Below are records; state how many of their lines hold the word "heading", and give only the figure.

begin MATERIAL PROVIDED

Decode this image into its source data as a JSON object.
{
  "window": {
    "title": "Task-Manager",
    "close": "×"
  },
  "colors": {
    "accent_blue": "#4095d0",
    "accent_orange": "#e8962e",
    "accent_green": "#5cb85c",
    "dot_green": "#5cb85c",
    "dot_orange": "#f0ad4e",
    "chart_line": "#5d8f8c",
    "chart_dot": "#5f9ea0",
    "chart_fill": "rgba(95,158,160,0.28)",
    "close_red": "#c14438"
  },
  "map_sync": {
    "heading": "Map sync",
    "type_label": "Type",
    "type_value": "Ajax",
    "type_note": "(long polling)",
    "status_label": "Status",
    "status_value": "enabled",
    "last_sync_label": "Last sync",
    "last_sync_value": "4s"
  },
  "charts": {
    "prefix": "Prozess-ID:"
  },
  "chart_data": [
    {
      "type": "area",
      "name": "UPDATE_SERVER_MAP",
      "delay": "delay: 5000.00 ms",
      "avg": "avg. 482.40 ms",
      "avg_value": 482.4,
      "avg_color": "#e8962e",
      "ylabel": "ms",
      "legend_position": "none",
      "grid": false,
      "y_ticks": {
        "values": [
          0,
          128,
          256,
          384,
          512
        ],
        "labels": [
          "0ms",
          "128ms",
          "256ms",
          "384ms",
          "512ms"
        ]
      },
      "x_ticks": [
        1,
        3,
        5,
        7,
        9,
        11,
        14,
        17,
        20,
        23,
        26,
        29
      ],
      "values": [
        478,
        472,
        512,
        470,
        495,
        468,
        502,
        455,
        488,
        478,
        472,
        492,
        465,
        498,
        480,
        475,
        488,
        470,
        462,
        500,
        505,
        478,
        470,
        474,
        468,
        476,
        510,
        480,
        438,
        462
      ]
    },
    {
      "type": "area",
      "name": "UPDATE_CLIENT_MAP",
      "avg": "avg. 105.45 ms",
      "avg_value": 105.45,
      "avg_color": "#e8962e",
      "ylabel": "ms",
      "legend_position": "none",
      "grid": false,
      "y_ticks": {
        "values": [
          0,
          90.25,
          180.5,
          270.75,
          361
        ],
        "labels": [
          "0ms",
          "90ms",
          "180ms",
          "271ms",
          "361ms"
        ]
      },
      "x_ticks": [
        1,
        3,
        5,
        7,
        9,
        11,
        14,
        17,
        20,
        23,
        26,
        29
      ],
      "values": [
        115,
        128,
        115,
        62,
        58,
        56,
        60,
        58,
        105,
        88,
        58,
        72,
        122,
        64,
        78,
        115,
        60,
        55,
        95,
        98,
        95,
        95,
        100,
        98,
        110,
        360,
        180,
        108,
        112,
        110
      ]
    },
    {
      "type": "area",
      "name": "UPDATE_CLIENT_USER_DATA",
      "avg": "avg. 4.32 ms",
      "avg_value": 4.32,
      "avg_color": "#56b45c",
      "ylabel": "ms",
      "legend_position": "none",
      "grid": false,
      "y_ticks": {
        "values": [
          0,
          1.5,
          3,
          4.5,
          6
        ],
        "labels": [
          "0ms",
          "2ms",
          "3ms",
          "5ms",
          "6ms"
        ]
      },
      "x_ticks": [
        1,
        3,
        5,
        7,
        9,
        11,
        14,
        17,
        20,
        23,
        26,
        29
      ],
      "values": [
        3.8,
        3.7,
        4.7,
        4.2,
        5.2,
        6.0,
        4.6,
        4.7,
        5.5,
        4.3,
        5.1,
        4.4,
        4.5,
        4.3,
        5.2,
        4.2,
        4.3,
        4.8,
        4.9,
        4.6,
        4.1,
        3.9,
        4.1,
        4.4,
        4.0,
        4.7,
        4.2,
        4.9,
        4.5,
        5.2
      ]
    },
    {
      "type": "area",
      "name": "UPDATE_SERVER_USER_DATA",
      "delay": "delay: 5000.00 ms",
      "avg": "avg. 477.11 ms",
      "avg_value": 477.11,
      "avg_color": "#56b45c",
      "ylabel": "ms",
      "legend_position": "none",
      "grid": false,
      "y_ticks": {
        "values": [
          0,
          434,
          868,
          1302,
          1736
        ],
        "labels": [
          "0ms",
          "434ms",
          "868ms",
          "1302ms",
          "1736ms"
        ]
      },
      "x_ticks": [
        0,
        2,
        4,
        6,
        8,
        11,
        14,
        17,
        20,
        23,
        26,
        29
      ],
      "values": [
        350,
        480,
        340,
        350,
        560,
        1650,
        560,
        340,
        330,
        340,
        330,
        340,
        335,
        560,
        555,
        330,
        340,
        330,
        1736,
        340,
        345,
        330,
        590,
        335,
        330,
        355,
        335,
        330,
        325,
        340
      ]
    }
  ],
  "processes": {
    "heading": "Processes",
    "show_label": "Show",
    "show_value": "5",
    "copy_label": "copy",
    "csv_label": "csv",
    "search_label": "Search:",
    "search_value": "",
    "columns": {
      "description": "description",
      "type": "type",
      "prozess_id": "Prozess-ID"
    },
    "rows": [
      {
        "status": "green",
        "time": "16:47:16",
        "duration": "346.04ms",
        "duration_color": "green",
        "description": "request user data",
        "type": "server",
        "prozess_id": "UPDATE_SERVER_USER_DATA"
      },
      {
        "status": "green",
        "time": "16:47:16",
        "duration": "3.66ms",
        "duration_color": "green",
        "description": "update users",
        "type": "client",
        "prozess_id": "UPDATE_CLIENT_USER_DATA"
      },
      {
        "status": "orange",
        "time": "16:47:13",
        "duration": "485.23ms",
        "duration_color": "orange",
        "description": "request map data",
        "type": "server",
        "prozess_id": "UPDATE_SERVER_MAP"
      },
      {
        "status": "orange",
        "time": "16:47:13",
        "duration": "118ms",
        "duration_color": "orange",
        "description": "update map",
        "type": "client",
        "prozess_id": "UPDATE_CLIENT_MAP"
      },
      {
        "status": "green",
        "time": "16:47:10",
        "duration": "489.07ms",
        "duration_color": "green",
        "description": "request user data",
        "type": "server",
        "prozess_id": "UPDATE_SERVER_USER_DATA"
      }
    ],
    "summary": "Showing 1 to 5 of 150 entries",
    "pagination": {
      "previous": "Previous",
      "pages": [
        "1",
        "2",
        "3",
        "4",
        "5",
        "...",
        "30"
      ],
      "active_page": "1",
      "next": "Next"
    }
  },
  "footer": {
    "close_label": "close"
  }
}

end MATERIAL PROVIDED

RIGHT ANSWER: 2